Brief:
Exactly as given, repeat all of the entries.

▬▬▬

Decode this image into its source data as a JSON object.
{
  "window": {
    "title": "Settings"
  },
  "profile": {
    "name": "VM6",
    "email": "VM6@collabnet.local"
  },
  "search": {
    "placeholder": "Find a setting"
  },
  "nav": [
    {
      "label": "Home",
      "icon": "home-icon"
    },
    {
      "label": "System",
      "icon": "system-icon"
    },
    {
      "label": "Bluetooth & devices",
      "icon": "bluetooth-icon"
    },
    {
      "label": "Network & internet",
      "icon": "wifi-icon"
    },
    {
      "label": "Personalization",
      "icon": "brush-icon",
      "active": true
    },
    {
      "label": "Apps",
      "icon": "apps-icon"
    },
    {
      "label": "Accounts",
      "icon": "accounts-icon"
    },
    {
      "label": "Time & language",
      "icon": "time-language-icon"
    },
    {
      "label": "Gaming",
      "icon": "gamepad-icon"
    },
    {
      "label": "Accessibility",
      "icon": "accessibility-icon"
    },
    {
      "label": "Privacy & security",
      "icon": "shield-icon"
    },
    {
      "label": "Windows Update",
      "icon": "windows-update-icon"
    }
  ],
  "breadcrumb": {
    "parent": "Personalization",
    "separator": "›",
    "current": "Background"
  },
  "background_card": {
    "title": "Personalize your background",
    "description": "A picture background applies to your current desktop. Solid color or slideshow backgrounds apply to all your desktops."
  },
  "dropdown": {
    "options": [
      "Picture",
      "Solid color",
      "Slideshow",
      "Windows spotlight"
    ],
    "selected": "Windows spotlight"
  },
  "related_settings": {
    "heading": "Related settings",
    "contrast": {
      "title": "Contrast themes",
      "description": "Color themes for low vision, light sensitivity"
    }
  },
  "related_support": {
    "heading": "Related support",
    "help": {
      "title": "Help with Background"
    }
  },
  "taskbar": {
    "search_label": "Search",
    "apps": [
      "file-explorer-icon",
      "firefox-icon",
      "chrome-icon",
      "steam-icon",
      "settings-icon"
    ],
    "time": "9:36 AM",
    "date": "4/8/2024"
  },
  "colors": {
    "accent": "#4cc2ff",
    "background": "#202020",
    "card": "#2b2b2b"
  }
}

▬▬▬

Result:
Decode this image into its source data as a JSON object.
{
  "window": {
    "title": "Settings"
  },
  "profile": {
    "name": "VM6",
    "email": "VM6@collabnet.local"
  },
  "search": {
    "placeholder": "Find a setting"
  },
  "nav": [
    {
      "label": "Home",
      "icon": "home-icon"
    },
    {
      "label": "System",
      "icon": "system-icon"
    },
    {
      "label": "Bluetooth & devices",
      "icon": "bluetooth-icon"
    },
    {
      "label": "Network & internet",
      "icon": "wifi-icon"
    },
    {
      "label": "Personalization",
      "icon": "brush-icon",
      "active": true
    },
    {
      "label": "Apps",
      "icon": "apps-icon"
    },
    {
      "label": "Accounts",
      "icon": "accounts-icon"
    },
    {
      "label": "Time & language",
      "icon": "time-language-icon"
    },
    {
      "label": "Gaming",
      "icon": "gamepad-icon"
    },
    {
      "label": "Accessibility",
      "icon": "accessibility-icon"
    },
    {
      "label": "Privacy & security",
      "icon": "shield-icon"
    },
    {
      "label": "Windows Update",
      "icon": "windows-update-icon"
    }
  ],
  "breadcrumb": {
    "parent": "Personalization",
    "separator": "›",
    "current": "Background"
  },
  "background_card": {
    "title": "Personalize your background",
    "description": "A picture background applies to your current desktop. Solid color or slideshow backgrounds apply to all your desktops."
  },
  "dropdown": {
    "options": [
      "Picture",
      "Solid color",
      "Slideshow",
      "Windows spotlight"
    ],
    "selected": "Windows spotlight"
  },
  "related_settings": {
    "heading": "Related settings",
    "contrast": {
      "title": "Contrast themes",
      "description": "Color themes for low vision, light sensitivity"
    }
  },
  "related_support": {
    "heading": "Related support",
    "help": {
      "title": "Help with Background"
    }
  },
  "taskbar": {
    "search_label": "Search",
    "apps": [
      "file-explorer-icon",
      "firefox-icon",
      "chrome-icon",
      "steam-icon",
      "settings-icon"
    ],
    "time": "9:36 AM",
    "date": "4/8/2024"
  },
  "colors": {
    "accent": "#4cc2ff",
    "background": "#202020",
    "card": "#2b2b2b"
  }
}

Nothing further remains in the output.